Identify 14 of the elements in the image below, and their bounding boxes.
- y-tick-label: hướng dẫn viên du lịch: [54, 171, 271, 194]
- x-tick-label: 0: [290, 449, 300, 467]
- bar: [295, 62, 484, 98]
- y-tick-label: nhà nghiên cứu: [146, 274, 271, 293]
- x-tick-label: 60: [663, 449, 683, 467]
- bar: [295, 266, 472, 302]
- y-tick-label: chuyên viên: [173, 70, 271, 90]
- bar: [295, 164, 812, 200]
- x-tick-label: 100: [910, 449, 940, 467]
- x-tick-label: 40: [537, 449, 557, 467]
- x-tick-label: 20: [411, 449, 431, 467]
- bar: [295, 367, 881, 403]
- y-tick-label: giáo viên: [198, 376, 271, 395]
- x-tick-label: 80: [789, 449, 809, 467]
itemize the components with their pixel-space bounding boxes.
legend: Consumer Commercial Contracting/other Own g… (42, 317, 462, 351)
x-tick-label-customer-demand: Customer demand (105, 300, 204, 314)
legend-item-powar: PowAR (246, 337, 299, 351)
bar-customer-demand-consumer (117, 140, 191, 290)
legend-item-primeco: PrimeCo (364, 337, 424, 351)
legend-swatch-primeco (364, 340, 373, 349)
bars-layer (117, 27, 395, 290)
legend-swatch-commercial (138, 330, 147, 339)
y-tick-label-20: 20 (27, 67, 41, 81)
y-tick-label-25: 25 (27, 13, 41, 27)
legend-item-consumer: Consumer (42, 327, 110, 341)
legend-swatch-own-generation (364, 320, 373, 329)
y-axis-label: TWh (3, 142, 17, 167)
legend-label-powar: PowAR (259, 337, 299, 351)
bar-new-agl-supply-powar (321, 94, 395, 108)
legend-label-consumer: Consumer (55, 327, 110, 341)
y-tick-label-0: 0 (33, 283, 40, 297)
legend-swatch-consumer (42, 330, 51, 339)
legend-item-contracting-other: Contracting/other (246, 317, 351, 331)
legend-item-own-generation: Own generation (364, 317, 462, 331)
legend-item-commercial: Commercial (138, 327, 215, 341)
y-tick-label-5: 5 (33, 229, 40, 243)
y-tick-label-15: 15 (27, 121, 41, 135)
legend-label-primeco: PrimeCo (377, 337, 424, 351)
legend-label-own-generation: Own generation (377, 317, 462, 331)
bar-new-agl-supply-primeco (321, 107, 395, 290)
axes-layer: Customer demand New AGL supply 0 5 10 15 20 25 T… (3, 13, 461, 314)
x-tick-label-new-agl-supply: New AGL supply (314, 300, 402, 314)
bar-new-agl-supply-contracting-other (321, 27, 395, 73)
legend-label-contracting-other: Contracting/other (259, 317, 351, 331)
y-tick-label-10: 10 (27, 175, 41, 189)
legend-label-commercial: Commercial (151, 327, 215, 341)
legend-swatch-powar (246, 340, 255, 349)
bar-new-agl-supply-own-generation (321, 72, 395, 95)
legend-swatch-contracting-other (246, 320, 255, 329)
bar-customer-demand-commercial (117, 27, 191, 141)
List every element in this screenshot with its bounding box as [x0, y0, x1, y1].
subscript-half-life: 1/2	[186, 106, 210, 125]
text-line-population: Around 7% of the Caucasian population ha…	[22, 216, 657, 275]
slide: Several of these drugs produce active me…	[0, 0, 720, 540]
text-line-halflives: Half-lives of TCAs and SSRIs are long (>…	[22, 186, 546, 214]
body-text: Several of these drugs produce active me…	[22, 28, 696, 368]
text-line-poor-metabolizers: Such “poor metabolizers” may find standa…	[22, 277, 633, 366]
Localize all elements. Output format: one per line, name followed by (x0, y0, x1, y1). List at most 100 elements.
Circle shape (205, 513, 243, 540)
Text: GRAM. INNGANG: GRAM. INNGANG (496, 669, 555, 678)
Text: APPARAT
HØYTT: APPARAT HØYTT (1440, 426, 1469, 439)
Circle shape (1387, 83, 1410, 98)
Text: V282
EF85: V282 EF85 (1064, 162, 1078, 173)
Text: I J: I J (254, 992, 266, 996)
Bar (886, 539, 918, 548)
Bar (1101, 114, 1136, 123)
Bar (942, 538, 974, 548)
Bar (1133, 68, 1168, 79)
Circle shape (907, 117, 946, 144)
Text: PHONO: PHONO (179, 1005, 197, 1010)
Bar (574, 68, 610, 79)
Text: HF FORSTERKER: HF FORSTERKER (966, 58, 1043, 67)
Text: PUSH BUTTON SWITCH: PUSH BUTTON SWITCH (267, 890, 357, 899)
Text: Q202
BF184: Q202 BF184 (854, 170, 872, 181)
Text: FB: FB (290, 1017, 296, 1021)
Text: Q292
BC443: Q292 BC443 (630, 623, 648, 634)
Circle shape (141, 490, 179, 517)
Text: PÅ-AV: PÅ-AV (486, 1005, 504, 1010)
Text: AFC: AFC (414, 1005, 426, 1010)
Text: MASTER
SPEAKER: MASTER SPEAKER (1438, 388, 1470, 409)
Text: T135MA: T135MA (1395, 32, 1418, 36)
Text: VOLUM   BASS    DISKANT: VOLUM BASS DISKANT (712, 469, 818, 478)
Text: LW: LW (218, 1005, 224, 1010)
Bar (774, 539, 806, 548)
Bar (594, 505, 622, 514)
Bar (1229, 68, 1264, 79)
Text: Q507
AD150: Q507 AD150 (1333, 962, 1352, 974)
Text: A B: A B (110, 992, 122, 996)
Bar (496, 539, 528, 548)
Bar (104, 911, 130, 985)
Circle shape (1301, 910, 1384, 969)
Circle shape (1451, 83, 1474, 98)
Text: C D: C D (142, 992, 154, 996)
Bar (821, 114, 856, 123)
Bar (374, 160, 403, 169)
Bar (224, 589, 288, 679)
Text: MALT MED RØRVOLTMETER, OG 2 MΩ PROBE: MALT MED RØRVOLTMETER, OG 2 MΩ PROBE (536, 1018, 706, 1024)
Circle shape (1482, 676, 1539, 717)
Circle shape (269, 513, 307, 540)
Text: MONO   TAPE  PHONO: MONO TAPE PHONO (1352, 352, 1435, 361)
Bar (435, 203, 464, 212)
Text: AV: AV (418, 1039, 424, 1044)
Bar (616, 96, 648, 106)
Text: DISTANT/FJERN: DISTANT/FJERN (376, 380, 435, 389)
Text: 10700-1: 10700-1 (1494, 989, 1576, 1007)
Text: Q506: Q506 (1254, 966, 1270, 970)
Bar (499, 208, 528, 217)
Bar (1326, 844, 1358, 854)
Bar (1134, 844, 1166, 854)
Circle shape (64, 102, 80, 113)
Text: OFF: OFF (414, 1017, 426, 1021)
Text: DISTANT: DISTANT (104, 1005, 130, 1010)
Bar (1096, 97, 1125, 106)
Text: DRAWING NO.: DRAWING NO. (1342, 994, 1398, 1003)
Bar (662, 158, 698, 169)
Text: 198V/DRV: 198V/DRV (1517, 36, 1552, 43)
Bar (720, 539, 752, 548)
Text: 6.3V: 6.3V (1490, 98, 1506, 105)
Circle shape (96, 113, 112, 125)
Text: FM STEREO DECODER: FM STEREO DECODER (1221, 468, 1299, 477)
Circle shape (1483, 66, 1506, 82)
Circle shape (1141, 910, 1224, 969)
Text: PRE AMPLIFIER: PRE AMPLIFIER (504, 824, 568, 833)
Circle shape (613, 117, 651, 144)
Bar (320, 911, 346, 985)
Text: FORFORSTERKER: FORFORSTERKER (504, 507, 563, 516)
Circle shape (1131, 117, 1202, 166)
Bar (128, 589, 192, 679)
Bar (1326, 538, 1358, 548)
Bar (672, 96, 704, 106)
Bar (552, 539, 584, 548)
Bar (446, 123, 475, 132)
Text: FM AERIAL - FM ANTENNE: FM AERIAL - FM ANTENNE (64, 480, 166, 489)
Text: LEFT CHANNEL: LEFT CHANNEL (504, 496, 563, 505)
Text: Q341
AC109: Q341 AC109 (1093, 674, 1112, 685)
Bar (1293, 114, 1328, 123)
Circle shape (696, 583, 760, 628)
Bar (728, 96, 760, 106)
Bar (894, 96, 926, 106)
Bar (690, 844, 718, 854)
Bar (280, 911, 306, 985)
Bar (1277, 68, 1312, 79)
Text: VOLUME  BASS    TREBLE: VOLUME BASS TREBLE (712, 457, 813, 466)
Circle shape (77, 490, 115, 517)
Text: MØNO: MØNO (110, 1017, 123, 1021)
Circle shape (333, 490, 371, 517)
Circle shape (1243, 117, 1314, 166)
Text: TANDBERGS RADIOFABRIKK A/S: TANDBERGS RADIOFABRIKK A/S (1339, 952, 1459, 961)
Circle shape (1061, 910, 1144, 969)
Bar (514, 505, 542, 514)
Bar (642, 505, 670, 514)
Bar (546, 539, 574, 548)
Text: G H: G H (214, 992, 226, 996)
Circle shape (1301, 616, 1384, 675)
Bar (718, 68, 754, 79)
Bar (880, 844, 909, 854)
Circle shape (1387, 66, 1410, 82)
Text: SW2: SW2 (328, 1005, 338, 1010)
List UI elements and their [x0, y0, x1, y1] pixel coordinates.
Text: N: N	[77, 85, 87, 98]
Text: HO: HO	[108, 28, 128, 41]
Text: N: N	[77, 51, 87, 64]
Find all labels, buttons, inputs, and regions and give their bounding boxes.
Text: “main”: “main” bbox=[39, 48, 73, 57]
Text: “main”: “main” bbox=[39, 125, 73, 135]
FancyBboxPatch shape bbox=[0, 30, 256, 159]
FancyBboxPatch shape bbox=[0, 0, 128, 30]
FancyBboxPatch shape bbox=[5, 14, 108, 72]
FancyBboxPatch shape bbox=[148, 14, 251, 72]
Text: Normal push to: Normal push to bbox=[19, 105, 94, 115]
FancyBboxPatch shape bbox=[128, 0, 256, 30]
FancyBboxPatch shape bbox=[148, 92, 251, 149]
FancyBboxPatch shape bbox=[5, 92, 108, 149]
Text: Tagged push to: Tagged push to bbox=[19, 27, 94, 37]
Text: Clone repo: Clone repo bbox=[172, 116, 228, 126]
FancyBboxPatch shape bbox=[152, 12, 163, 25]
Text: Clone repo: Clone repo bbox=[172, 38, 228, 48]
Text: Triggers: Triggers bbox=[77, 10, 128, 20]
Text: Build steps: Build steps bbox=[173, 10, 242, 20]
- - -
## YOUR OBJECTIVE
Transcribe the records character for character, beginning with their first line and ending after the line that contains "- bar: [295, 266, 472, 302]", with both lines included.

## WRITTEN RESPONSE
Identify 14 of the elements in the image below, and their bounding boxes.
- y-tick-label: hướng dẫn viên du lịch: [54, 171, 271, 194]
- x-tick-label: 0: [290, 449, 300, 467]
- bar: [295, 62, 484, 98]
- y-tick-label: nhà nghiên cứu: [146, 274, 271, 293]
- x-tick-label: 60: [663, 449, 683, 467]
- bar: [295, 266, 472, 302]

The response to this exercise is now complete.